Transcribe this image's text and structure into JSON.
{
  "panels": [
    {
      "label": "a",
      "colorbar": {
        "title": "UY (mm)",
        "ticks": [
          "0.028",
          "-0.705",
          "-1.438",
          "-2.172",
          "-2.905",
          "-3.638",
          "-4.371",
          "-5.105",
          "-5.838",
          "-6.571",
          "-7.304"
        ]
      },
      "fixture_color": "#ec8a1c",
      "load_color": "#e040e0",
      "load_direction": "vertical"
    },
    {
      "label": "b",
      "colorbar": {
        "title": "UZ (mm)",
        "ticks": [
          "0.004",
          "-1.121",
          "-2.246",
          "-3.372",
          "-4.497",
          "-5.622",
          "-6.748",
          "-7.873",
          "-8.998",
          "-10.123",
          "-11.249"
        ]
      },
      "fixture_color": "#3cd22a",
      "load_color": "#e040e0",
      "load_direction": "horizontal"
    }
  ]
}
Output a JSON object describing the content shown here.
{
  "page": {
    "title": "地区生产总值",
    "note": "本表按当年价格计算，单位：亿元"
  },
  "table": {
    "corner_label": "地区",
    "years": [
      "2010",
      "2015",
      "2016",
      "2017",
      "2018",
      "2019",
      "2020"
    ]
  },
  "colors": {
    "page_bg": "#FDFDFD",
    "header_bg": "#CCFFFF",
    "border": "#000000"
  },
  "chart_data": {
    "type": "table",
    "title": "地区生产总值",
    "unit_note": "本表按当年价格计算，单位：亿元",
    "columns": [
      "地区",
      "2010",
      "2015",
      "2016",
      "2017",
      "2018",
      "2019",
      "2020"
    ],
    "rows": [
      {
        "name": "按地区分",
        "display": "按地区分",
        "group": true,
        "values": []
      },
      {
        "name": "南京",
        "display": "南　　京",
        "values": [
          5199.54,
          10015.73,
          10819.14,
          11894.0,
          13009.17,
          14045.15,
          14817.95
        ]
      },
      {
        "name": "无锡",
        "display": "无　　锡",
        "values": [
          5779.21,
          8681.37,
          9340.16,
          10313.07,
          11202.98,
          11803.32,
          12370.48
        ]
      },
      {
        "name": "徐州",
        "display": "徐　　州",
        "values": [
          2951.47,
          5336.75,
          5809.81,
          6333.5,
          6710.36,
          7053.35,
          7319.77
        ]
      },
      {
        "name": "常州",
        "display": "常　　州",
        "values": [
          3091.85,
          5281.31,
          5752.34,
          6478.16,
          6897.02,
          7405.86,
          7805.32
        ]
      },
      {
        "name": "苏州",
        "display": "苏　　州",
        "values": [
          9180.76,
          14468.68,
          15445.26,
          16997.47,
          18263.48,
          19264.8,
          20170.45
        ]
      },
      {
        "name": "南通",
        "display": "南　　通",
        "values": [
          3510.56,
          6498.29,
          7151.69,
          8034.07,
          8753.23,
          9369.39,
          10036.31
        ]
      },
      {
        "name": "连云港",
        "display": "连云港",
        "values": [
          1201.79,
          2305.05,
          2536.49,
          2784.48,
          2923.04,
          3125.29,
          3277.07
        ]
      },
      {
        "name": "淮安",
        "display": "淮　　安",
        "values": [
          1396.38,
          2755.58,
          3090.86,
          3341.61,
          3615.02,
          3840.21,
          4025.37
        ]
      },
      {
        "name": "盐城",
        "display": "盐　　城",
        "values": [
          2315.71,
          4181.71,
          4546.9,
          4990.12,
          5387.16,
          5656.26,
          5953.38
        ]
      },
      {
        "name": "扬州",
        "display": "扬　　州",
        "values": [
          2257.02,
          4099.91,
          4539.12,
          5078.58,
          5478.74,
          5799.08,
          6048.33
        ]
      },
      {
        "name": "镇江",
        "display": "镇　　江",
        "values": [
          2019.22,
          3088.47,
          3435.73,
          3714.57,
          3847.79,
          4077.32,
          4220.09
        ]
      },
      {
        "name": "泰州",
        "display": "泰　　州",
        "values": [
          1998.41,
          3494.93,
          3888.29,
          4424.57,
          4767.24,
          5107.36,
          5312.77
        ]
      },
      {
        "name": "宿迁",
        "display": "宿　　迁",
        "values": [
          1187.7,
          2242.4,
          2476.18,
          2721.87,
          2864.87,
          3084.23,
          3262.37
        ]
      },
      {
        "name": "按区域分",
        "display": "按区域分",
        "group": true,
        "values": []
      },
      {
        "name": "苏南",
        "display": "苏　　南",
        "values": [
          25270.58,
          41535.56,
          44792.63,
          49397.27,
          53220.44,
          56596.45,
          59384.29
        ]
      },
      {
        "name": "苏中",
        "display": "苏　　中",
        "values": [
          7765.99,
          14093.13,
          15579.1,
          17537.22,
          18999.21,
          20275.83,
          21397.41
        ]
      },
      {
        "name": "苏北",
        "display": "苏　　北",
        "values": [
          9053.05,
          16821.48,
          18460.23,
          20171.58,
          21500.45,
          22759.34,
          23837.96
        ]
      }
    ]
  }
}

** WHAT TO DO **
Each line of the listing should be copied exactly.

** PROBLEM SOLUTION **
Transcribe this image's text and structure into JSON.
{
  "panels": [
    {
      "label": "a",
      "colorbar": {
        "title": "UY (mm)",
        "ticks": [
          "0.028",
          "-0.705",
          "-1.438",
          "-2.172",
          "-2.905",
          "-3.638",
          "-4.371",
          "-5.105",
          "-5.838",
          "-6.571",
          "-7.304"
        ]
      },
      "fixture_color": "#ec8a1c",
      "load_color": "#e040e0",
      "load_direction": "vertical"
    },
    {
      "label": "b",
      "colorbar": {
        "title": "UZ (mm)",
        "ticks": [
          "0.004",
          "-1.121",
          "-2.246",
          "-3.372",
          "-4.497",
          "-5.622",
          "-6.748",
          "-7.873",
          "-8.998",
          "-10.123",
          "-11.249"
        ]
      },
      "fixture_color": "#3cd22a",
      "load_color": "#e040e0",
      "load_direction": "horizontal"
    }
  ]
}
Output a JSON object describing the content shown here.
{
  "page": {
    "title": "地区生产总值",
    "note": "本表按当年价格计算，单位：亿元"
  },
  "table": {
    "corner_label": "地区",
    "years": [
      "2010",
      "2015",
      "2016",
      "2017",
      "2018",
      "2019",
      "2020"
    ]
  },
  "colors": {
    "page_bg": "#FDFDFD",
    "header_bg": "#CCFFFF",
    "border": "#000000"
  },
  "chart_data": {
    "type": "table",
    "title": "地区生产总值",
    "unit_note": "本表按当年价格计算，单位：亿元",
    "columns": [
      "地区",
      "2010",
      "2015",
      "2016",
      "2017",
      "2018",
      "2019",
      "2020"
    ],
    "rows": [
      {
        "name": "按地区分",
        "display": "按地区分",
        "group": true,
        "values": []
      },
      {
        "name": "南京",
        "display": "南　　京",
        "values": [
          5199.54,
          10015.73,
          10819.14,
          11894.0,
          13009.17,
          14045.15,
          14817.95
        ]
      },
      {
        "name": "无锡",
        "display": "无　　锡",
        "values": [
          5779.21,
          8681.37,
          9340.16,
          10313.07,
          11202.98,
          11803.32,
          12370.48
        ]
      },
      {
        "name": "徐州",
        "display": "徐　　州",
        "values": [
          2951.47,
          5336.75,
          5809.81,
          6333.5,
          6710.36,
          7053.35,
          7319.77
        ]
      },
      {
        "name": "常州",
        "display": "常　　州",
        "values": [
          3091.85,
          5281.31,
          5752.34,
          6478.16,
          6897.02,
          7405.86,
          7805.32
        ]
      },
      {
        "name": "苏州",
        "display": "苏　　州",
        "values": [
          9180.76,
          14468.68,
          15445.26,
          16997.47,
          18263.48,
          19264.8,
          20170.45
        ]
      },
      {
        "name": "南通",
        "display": "南　　通",
        "values": [
          3510.56,
          6498.29,
          7151.69,
          8034.07,
          8753.23,
          9369.39,
          10036.31
        ]
      },
      {
        "name": "连云港",
        "display": "连云港",
        "values": [
          1201.79,
          2305.05,
          2536.49,
          2784.48,
          2923.04,
          3125.29,
          3277.07
        ]
      },
      {
        "name": "淮安",
        "display": "淮　　安",
        "values": [
          1396.38,
          2755.58,
          3090.86,
          3341.61,
          3615.02,
          3840.21,
          4025.37
        ]
      },
      {
        "name": "盐城",
        "display": "盐　　城",
        "values": [
          2315.71,
          4181.71,
          4546.9,
          4990.12,
          5387.16,
          5656.26,
          5953.38
        ]
      },
      {
        "name": "扬州",
        "display": "扬　　州",
        "values": [
          2257.02,
          4099.91,
          4539.12,
          5078.58,
          5478.74,
          5799.08,
          6048.33
        ]
      },
      {
        "name": "镇江",
        "display": "镇　　江",
        "values": [
          2019.22,
          3088.47,
          3435.73,
          3714.57,
          3847.79,
          4077.32,
          4220.09
        ]
      },
      {
        "name": "泰州",
        "display": "泰　　州",
        "values": [
          1998.41,
          3494.93,
          3888.29,
          4424.57,
          4767.24,
          5107.36,
          5312.77
        ]
      },
      {
        "name": "宿迁",
        "display": "宿　　迁",
        "values": [
          1187.7,
          2242.4,
          2476.18,
          2721.87,
          2864.87,
          3084.23,
          3262.37
        ]
      },
      {
        "name": "按区域分",
        "display": "按区域分",
        "group": true,
        "values": []
      },
      {
        "name": "苏南",
        "display": "苏　　南",
        "values": [
          25270.58,
          41535.56,
          44792.63,
          49397.27,
          53220.44,
          56596.45,
          59384.29
        ]
      },
      {
        "name": "苏中",
        "display": "苏　　中",
        "values": [
          7765.99,
          14093.13,
          15579.1,
          17537.22,
          18999.21,
          20275.83,
          21397.41
        ]
      },
      {
        "name": "苏北",
        "display": "苏　　北",
        "values": [
          9053.05,
          16821.48,
          18460.23,
          20171.58,
          21500.45,
          22759.34,
          23837.96
        ]
      }
    ]
  }
}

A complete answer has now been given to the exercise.